* **To do**: Locate all lines in the data below that hold "from" and show them.

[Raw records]
□ □ □ □

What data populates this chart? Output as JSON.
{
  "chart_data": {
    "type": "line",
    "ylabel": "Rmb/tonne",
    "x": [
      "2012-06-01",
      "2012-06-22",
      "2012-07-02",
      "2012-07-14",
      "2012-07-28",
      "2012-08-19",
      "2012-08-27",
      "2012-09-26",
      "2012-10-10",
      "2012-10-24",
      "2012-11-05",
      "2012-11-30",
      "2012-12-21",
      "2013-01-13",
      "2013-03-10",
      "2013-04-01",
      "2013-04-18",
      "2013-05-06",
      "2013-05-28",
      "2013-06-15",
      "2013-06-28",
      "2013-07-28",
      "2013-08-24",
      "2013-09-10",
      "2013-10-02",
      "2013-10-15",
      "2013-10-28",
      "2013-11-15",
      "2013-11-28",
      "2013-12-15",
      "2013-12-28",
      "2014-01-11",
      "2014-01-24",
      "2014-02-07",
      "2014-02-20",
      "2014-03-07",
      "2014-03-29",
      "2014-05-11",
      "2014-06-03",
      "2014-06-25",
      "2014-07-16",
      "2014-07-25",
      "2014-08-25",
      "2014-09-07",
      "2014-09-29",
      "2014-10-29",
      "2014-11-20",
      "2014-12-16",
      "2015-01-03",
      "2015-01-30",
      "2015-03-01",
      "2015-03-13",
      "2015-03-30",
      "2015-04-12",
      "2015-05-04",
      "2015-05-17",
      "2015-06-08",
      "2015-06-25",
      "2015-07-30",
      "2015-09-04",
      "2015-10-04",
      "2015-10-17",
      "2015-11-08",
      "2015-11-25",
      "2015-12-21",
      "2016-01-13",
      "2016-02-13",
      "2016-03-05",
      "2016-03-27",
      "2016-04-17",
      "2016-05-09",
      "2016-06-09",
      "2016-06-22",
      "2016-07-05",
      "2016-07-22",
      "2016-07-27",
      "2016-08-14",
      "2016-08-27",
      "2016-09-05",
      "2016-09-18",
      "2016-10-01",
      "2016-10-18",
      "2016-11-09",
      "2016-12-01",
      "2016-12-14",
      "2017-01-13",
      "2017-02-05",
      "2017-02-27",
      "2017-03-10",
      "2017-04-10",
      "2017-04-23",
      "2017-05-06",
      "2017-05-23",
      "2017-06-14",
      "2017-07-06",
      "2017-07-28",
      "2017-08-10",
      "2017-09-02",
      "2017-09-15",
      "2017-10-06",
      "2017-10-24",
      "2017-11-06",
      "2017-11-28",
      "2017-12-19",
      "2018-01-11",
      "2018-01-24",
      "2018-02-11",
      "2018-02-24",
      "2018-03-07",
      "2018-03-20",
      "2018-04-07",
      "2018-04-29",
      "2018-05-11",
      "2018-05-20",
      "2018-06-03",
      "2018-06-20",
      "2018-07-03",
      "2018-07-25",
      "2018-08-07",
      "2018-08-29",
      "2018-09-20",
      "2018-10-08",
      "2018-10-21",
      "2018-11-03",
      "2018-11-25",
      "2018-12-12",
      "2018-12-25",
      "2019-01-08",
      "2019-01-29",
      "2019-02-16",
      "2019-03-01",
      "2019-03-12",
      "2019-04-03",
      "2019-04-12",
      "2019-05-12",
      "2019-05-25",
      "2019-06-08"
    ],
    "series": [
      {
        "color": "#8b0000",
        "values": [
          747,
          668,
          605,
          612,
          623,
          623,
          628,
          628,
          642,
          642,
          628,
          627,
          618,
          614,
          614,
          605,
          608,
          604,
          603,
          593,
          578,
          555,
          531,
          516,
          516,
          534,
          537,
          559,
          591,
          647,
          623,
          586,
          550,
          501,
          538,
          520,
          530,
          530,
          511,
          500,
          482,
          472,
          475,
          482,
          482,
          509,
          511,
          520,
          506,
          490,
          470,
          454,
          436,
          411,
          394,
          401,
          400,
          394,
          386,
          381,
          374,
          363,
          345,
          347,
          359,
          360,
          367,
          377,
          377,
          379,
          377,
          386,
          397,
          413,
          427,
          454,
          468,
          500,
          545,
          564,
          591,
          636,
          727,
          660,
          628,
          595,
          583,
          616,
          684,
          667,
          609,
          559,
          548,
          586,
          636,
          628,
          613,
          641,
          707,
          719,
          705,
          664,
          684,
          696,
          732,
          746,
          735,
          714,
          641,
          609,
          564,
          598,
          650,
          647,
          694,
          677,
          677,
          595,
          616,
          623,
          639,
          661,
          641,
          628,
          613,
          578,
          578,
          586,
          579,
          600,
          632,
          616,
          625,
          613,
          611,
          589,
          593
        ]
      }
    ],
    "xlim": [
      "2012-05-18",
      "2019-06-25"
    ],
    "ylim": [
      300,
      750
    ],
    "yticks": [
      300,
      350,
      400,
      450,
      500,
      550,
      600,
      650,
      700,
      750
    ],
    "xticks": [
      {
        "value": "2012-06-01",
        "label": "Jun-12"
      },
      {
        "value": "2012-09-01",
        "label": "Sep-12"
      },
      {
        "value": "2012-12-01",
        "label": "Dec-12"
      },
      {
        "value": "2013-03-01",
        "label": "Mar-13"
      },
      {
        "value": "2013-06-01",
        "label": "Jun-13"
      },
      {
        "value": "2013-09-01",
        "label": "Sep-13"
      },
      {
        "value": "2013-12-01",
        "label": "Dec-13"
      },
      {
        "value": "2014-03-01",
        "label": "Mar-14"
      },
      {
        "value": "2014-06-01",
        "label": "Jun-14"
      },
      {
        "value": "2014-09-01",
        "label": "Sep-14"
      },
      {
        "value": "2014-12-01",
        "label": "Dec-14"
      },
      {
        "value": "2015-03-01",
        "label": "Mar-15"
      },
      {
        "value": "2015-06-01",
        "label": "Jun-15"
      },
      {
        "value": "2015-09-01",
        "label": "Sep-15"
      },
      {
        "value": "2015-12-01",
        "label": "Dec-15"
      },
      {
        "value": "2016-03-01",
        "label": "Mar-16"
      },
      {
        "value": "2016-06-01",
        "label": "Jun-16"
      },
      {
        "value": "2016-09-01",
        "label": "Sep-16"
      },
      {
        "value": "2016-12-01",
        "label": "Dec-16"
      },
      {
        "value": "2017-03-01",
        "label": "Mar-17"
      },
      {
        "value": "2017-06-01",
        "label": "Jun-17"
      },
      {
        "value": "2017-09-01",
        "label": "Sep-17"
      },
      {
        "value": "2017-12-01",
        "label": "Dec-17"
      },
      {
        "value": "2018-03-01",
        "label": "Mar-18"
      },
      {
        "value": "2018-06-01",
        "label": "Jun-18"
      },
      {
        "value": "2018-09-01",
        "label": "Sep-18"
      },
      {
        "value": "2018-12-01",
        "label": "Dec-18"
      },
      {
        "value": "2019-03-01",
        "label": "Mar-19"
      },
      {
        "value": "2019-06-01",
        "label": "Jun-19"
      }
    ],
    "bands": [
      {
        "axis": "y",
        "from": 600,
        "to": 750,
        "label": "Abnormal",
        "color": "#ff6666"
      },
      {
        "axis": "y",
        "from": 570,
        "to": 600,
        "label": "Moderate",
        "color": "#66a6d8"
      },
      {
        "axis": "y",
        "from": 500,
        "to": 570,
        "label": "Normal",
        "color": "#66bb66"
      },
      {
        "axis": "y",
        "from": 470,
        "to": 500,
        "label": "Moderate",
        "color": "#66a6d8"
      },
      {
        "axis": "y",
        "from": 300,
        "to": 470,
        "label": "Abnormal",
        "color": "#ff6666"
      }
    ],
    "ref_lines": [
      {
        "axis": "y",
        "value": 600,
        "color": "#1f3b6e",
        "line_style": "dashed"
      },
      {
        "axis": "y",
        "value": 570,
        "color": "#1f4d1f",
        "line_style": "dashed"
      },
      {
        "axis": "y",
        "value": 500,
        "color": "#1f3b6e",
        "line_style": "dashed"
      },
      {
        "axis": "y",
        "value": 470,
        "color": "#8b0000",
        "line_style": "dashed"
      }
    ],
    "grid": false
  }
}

□ □ □ □

* **Final result**:
        "from": 600,
        "from": 570,
        "from": 500,
        "from": 470,
        "from": 300,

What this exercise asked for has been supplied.